::: Stored rows

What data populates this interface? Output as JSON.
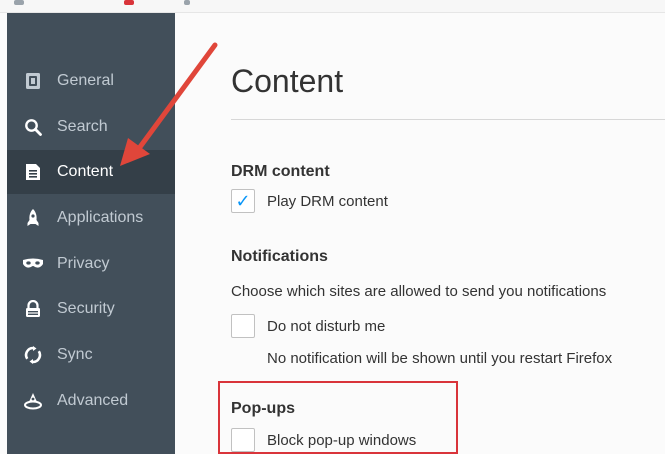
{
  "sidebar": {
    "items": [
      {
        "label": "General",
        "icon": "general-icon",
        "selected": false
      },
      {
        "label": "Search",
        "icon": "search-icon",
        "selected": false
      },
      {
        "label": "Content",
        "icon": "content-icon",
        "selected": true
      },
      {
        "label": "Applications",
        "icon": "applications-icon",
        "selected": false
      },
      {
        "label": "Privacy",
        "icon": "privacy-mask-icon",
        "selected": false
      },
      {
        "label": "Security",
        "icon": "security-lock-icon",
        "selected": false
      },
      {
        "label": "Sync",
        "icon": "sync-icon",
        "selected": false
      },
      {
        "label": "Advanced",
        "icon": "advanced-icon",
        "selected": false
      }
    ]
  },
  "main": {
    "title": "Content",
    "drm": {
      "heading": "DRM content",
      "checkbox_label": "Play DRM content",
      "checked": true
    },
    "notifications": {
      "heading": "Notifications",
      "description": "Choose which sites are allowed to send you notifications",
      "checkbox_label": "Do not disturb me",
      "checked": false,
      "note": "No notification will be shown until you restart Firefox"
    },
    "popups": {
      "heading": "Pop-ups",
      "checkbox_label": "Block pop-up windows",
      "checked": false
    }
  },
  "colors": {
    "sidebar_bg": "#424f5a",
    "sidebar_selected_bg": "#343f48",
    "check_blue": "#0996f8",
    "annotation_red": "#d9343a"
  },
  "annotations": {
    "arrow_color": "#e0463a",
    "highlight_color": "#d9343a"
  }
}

::::::
::: Stored rows

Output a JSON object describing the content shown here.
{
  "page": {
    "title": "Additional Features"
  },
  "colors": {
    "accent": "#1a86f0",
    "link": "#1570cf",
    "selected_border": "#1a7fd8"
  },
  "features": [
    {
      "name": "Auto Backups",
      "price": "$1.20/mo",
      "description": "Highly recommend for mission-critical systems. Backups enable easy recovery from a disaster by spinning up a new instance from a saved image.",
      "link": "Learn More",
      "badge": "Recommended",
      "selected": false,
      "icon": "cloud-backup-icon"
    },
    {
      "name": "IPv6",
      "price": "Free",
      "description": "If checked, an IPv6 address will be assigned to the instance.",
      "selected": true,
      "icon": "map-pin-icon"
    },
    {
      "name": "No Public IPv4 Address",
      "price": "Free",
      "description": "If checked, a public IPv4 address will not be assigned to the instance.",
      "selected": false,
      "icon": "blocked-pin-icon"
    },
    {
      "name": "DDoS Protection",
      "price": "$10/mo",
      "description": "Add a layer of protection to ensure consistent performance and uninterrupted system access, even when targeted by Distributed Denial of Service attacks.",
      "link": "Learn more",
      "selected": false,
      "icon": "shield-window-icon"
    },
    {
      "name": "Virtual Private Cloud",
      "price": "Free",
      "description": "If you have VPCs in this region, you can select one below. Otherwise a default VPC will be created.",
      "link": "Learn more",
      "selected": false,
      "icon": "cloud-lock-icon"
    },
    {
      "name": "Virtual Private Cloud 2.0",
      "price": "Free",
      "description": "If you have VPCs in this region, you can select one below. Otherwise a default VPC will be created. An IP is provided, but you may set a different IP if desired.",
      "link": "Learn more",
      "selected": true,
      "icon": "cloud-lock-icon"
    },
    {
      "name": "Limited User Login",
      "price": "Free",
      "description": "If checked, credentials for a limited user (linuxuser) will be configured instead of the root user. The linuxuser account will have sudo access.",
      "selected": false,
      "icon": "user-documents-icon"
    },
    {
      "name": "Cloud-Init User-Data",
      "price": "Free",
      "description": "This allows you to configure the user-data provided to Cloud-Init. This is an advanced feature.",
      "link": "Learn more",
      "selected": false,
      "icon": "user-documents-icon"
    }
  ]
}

::::::

Problem statement — Report every line in the data above in which the word "access" appears.

Correct result —
      "description": "Add a layer of protection to ensure consistent performance and uninterrupted system access, even when targeted by Distributed Denial of Service attacks.",
      "description": "If checked, credentials for a limited user (linuxuser) will be configured instead of the root user. The linuxuser account will have sudo access.",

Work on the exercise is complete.